--- Data for processing ---
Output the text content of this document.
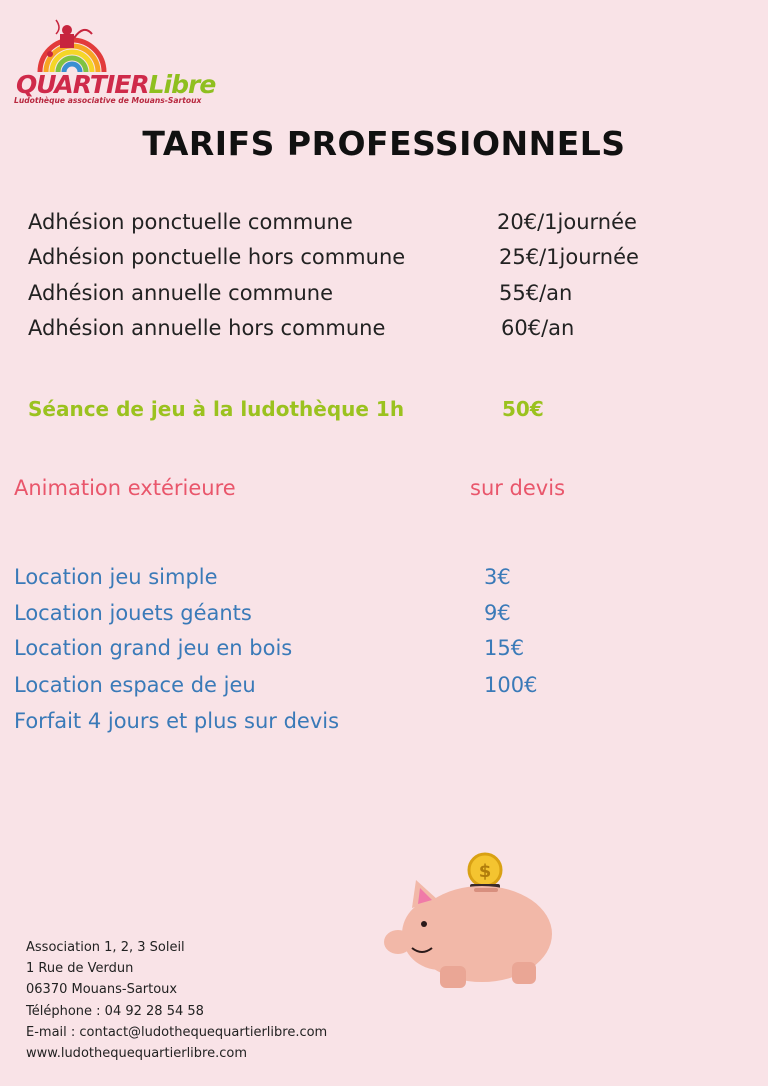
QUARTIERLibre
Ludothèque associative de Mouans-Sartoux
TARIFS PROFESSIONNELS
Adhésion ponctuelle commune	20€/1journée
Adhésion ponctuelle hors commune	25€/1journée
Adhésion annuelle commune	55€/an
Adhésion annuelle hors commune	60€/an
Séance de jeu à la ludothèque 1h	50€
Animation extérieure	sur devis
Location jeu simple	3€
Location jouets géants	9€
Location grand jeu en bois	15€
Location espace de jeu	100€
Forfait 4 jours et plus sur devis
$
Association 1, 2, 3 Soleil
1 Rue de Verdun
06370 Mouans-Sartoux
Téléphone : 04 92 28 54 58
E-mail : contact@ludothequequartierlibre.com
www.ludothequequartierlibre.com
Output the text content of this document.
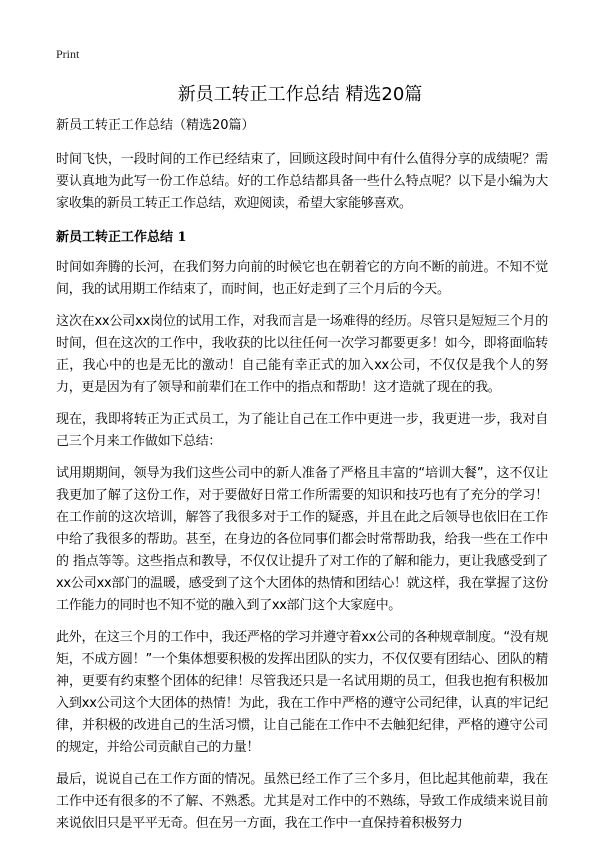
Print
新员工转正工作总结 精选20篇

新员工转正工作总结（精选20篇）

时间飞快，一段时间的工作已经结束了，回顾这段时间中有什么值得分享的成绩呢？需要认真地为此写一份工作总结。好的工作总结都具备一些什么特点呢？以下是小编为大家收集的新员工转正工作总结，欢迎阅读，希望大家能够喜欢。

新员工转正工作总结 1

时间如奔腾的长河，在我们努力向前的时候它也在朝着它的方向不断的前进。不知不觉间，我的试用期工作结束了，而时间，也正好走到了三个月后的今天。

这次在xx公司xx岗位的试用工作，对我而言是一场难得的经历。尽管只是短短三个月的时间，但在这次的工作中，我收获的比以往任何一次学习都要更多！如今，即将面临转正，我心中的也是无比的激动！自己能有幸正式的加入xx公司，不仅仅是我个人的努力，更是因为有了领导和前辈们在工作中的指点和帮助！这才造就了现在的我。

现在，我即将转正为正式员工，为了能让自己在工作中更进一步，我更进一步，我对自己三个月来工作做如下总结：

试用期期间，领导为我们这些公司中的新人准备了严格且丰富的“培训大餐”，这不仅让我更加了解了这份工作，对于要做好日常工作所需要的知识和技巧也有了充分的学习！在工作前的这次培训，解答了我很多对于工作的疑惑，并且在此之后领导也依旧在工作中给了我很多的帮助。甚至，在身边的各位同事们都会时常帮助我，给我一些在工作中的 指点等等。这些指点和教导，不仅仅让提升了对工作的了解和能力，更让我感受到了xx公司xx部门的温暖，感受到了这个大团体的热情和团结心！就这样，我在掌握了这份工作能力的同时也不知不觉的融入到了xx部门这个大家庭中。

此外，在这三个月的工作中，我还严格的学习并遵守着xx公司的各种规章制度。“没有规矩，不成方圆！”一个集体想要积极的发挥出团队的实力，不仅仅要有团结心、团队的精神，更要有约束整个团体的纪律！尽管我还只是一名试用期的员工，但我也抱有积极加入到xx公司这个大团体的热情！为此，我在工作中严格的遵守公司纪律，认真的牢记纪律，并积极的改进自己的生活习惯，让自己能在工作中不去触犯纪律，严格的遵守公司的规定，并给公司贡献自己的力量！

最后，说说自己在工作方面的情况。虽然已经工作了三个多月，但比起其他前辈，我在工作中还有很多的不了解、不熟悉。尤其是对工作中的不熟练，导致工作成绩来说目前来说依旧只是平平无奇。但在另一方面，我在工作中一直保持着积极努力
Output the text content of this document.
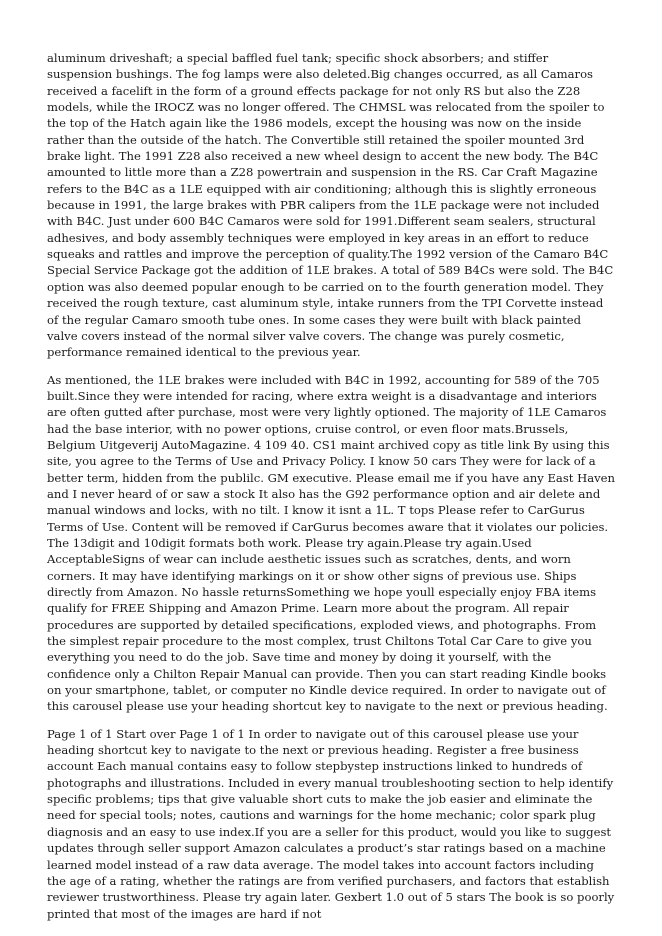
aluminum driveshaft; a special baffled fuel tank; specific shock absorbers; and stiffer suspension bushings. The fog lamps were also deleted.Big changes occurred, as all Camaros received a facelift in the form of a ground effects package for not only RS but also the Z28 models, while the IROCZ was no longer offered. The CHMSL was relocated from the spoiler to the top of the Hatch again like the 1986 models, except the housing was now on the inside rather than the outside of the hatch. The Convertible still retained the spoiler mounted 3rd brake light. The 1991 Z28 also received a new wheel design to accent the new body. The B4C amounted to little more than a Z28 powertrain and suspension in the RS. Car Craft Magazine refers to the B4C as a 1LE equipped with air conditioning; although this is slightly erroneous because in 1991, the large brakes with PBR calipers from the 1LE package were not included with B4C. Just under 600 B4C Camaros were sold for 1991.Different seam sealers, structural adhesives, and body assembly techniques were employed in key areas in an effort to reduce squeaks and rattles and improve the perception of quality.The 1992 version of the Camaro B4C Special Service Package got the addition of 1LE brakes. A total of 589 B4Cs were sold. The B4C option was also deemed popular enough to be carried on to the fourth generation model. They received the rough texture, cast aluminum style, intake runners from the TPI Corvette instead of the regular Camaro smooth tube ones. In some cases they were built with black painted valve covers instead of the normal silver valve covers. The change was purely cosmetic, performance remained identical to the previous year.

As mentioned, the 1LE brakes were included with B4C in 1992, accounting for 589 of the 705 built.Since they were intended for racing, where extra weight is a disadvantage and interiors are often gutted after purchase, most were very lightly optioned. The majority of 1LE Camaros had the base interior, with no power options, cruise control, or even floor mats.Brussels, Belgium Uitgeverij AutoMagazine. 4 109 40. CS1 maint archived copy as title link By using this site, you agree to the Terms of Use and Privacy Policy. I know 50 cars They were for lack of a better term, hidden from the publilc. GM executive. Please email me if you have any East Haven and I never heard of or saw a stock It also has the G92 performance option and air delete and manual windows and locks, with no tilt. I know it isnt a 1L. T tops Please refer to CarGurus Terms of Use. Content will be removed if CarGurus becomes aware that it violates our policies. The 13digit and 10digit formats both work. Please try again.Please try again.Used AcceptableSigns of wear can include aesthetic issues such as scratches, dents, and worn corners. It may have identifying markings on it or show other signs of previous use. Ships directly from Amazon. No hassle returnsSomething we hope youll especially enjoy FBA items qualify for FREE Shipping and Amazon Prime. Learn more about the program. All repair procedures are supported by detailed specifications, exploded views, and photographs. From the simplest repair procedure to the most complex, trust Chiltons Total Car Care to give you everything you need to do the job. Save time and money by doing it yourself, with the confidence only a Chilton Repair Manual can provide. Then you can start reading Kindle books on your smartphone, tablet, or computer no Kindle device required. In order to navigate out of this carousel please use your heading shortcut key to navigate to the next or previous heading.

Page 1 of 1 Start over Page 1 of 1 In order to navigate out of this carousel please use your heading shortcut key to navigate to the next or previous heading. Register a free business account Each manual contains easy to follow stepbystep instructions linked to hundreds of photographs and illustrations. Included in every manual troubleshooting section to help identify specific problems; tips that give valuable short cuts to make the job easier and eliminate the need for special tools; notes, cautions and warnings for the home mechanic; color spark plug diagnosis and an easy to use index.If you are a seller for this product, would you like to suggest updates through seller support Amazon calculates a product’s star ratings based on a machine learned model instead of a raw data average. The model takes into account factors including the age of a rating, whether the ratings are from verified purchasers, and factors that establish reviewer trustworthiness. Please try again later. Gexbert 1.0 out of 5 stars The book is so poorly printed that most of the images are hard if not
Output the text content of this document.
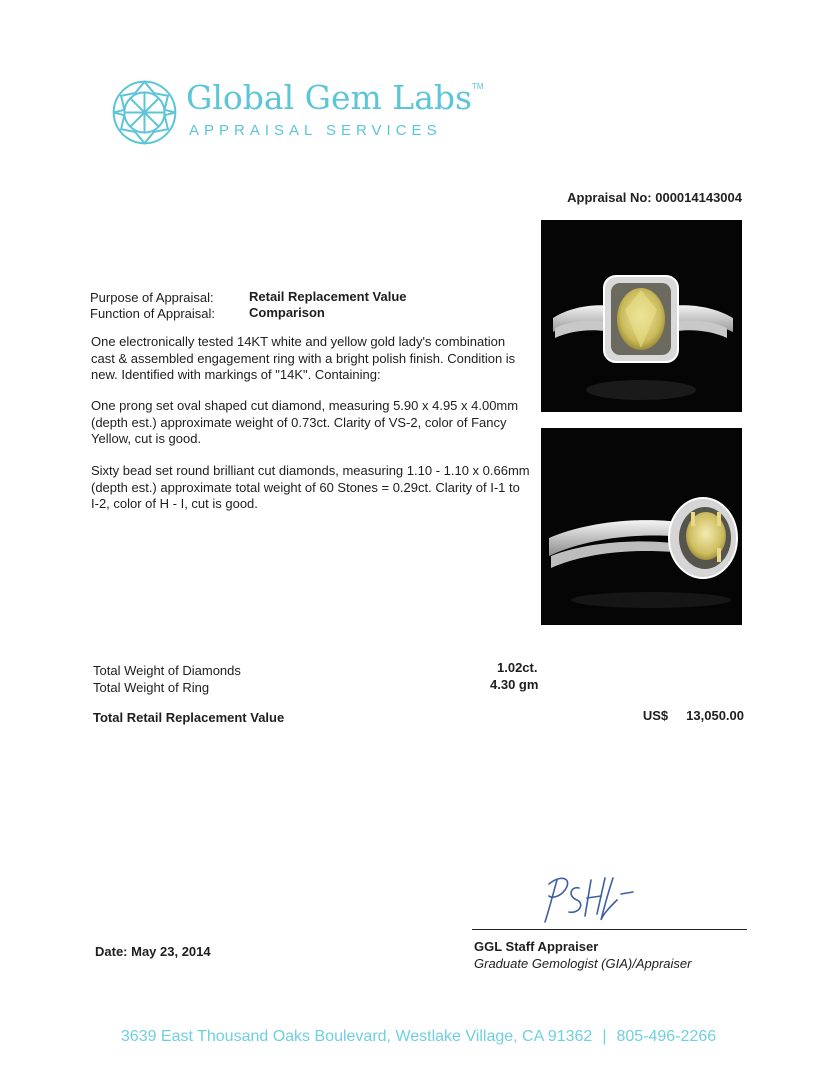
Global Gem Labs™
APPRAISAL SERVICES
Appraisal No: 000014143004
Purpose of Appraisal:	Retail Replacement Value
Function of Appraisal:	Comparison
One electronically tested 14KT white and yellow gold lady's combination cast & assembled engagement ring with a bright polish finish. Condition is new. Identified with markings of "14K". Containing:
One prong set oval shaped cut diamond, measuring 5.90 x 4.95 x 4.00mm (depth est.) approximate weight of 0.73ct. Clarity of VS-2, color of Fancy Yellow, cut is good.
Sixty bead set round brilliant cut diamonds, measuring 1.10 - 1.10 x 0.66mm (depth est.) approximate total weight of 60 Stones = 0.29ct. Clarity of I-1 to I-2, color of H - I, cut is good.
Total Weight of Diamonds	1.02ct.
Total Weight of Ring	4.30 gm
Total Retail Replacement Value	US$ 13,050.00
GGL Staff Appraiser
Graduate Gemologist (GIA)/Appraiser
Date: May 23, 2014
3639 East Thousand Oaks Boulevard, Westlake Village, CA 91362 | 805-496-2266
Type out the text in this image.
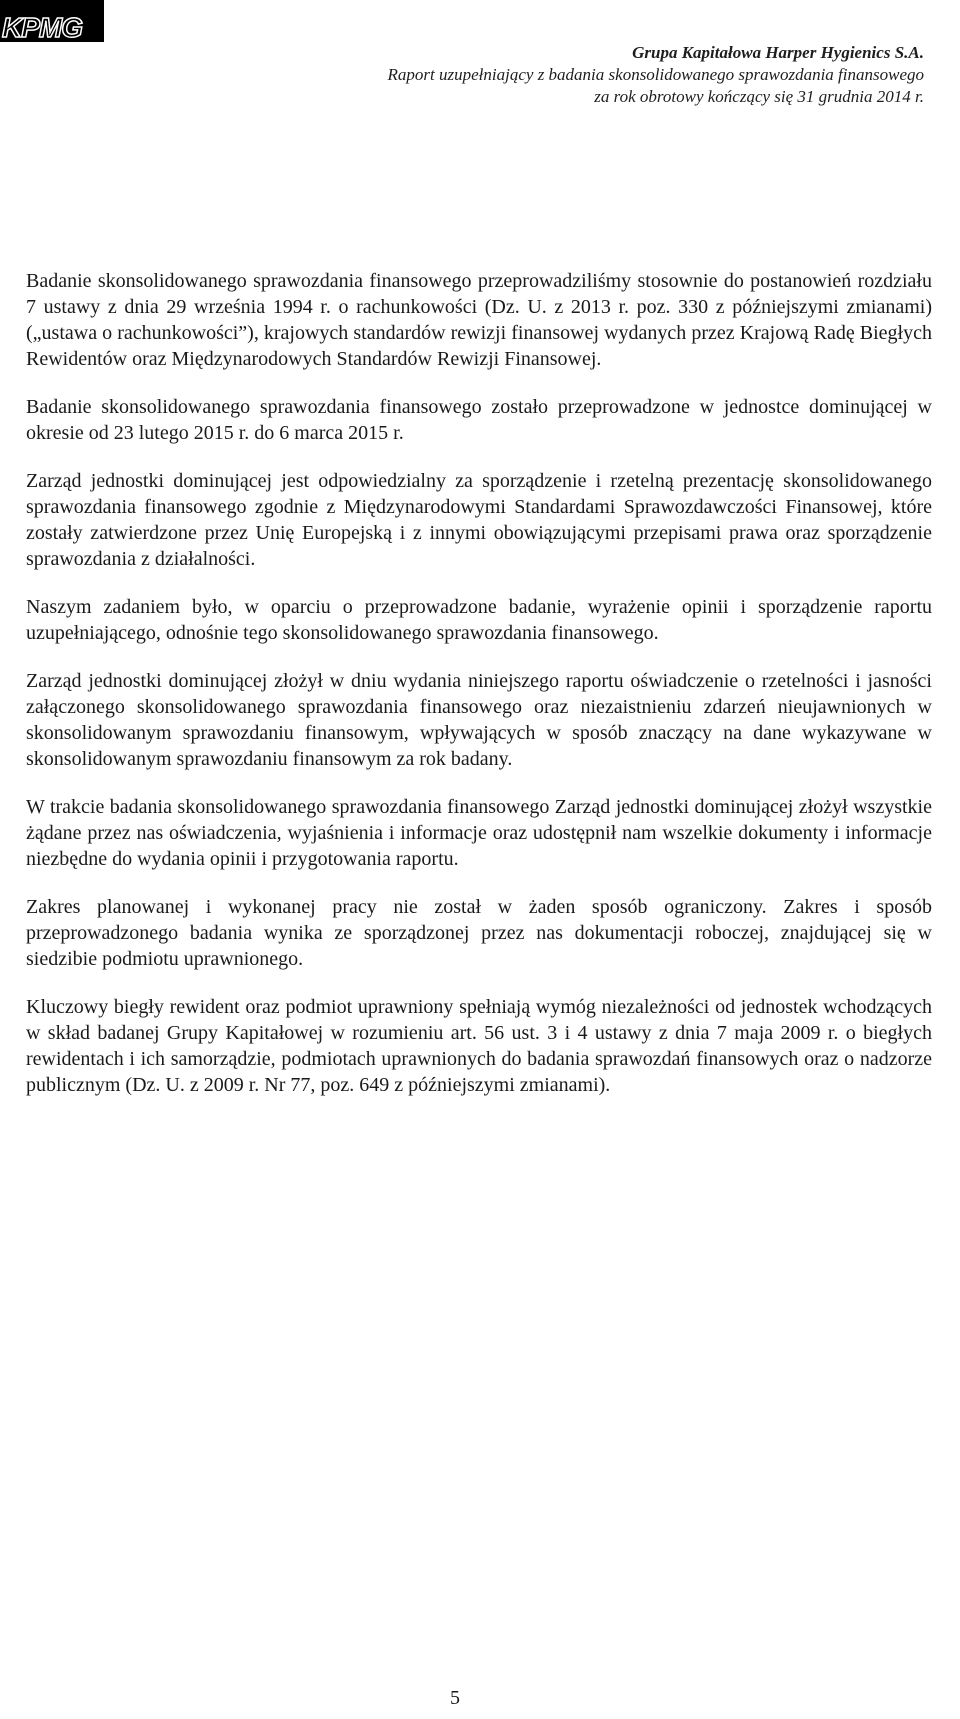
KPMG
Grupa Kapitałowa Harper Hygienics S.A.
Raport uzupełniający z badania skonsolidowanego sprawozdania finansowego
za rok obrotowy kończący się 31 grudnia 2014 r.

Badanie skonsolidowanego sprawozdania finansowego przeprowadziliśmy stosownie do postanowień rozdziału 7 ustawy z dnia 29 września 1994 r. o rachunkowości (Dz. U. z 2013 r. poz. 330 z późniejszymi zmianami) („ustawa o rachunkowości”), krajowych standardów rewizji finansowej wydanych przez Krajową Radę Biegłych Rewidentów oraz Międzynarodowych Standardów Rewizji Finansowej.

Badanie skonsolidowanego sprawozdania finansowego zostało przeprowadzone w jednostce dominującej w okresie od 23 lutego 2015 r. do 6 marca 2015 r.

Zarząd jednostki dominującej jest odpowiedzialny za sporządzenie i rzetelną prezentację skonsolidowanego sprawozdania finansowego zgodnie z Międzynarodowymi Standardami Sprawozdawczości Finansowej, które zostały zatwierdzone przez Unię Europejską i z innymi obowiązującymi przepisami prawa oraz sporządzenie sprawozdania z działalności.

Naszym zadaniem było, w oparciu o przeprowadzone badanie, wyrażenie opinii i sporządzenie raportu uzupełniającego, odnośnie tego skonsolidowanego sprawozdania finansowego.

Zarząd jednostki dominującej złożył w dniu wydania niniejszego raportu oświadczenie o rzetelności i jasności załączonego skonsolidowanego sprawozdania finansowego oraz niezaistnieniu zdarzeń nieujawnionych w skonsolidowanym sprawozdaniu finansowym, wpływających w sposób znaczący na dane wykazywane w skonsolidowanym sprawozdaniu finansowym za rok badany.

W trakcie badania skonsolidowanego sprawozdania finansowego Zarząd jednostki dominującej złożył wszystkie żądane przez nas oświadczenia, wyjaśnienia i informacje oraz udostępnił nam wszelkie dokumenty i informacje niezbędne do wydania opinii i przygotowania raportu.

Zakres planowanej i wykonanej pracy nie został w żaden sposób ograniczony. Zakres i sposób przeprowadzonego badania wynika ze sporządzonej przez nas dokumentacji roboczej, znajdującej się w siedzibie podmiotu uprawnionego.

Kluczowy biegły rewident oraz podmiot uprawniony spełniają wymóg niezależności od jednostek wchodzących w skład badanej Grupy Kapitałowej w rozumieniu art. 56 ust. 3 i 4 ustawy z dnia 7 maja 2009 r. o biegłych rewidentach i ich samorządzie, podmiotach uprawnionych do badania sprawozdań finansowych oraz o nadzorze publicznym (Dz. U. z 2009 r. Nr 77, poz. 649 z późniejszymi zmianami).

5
---
§ What you will do
Go through the preceding material and copy each line that has the word "annuelle".

§ Expected answer
Adhésion annuelle commune	55€/an
Adhésion annuelle hors commune	60€/an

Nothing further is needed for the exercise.